Excerpted text
BEGIN
🤖 AI Summary
Existing one-step generative imitation learning methods struggle to effectively constrain the action manifold due to their neglect of trajectory evolution dynamics during training, leading to degraded control accuracy. This work proposes a one-shot action generation framework that obviates the need for explicit drift field estimation by adaptively constructing a scalar potential function through comparison between local conditional expert geometry and global reference geometry, thereby implicitly correcting drift. To our knowledge, this is the first approach to incorporate an implicit drift-correction mechanism during training within a one-step policy, circumventing the ill-posedness inherent in explicit vector field estimation. Experiments demonstrate that the proposed method significantly outperforms explicit drift-based approaches across 2D, 3D, and real-world robotic tasks, while matching the performance of strong one-step baselines, thus enhancing both accuracy and stability in action generation.
📝 Abstract
Generative action policies based on diffusion or flow matching excel in behavior cloning, yet their iterative sampling is prohibitive for high-frequency robot control. While recent one-step formulations alleviate this latency, they inevitably discard the intermediate trajectory evolution that provides crucial action correction. Directly recovering this mechanism by explicitly estimating a training-time drifting field is mathematically ill-posed due to extreme conditional demonstration sparsity. We introduce Implicit Drifting Policy (IDP), a one-step imitation learning framework that brings the training-time correction of Drifting into policy learning without explicit vector field estimation. IDP extracts a conditional expert geometry from the local variation of observation-similar expert actions, and compares it against a global reference geometry to isolate condition-specific constraints. This local geometric structure adaptively weights a scalar potential objective. Combined with an expert-proximal terminal evaluation, IDP directly enforces manifold constraints on the one-step generator during training. Extensive evaluations across 2D, 3D, and real-world manipulation tasks show IDP effectively maintains adherence to valid action manifolds, improving upon explicit drifting methods and achieving competitive performance with strong one-step baselines.
END
Data under study
BEGIN
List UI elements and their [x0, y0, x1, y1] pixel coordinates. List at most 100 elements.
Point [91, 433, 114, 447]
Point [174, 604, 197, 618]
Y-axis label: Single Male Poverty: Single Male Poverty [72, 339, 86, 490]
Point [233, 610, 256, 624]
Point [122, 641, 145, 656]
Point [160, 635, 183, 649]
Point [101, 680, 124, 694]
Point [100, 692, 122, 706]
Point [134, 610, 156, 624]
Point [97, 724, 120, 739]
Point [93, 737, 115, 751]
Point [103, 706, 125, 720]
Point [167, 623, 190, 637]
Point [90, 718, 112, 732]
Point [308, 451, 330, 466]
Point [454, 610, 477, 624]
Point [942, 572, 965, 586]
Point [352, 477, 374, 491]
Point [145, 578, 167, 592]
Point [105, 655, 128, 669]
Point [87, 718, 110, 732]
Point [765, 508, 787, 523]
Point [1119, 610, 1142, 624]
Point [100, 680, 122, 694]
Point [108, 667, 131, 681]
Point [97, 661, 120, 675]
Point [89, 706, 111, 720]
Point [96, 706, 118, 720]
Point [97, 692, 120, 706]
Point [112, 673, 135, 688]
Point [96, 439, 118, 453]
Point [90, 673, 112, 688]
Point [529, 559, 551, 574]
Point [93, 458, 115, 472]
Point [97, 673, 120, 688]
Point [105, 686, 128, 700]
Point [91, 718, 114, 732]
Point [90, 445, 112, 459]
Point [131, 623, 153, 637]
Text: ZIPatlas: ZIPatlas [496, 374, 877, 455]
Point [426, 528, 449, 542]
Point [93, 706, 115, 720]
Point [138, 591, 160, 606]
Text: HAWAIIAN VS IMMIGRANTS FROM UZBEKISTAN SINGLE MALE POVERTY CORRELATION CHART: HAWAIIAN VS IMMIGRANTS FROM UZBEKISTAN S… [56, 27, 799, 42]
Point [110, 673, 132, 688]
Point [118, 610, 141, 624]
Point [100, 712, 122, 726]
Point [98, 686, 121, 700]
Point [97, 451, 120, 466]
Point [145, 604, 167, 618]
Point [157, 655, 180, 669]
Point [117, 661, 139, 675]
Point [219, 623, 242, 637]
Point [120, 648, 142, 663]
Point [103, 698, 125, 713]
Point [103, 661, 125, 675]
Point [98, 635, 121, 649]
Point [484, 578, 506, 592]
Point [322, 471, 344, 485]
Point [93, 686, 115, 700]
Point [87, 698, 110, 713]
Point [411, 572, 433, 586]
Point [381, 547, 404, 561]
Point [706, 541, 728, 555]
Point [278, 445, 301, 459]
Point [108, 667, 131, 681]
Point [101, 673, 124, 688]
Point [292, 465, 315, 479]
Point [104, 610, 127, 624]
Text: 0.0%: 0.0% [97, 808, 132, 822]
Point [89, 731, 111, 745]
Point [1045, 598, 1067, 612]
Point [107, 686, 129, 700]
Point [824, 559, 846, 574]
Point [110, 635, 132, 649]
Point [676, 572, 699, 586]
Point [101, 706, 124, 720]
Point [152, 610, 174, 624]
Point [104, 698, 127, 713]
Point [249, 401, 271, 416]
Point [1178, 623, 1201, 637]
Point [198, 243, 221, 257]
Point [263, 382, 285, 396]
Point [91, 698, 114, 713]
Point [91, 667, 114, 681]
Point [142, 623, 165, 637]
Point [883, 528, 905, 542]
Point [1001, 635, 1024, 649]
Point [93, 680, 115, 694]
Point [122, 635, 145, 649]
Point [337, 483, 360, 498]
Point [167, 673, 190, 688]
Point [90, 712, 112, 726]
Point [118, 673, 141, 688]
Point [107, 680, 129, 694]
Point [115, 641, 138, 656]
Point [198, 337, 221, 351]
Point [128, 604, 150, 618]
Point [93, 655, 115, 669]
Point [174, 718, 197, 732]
END
What you need to do
Say whether each statement agrees with the text on Implicit Drifting Policy, answering yes or no and quoting the deciding words of the text: 1. IDP relies on explicitly estimating a drifting field during training. 2. The iterative sampling of diffusion or flow matching policies is called prohibitive for high-frequency robot control. 3. IDP was evaluated only on 2D tasks. The rows are separate material and are not connected to the text.

Result below
1. No: "without explicit vector field estimation"
2. Yes: "their iterative sampling is prohibitive for high-frequency robot control"
3. No: "Extensive evaluations across 2D, 3D, and real-world manipulation tasks"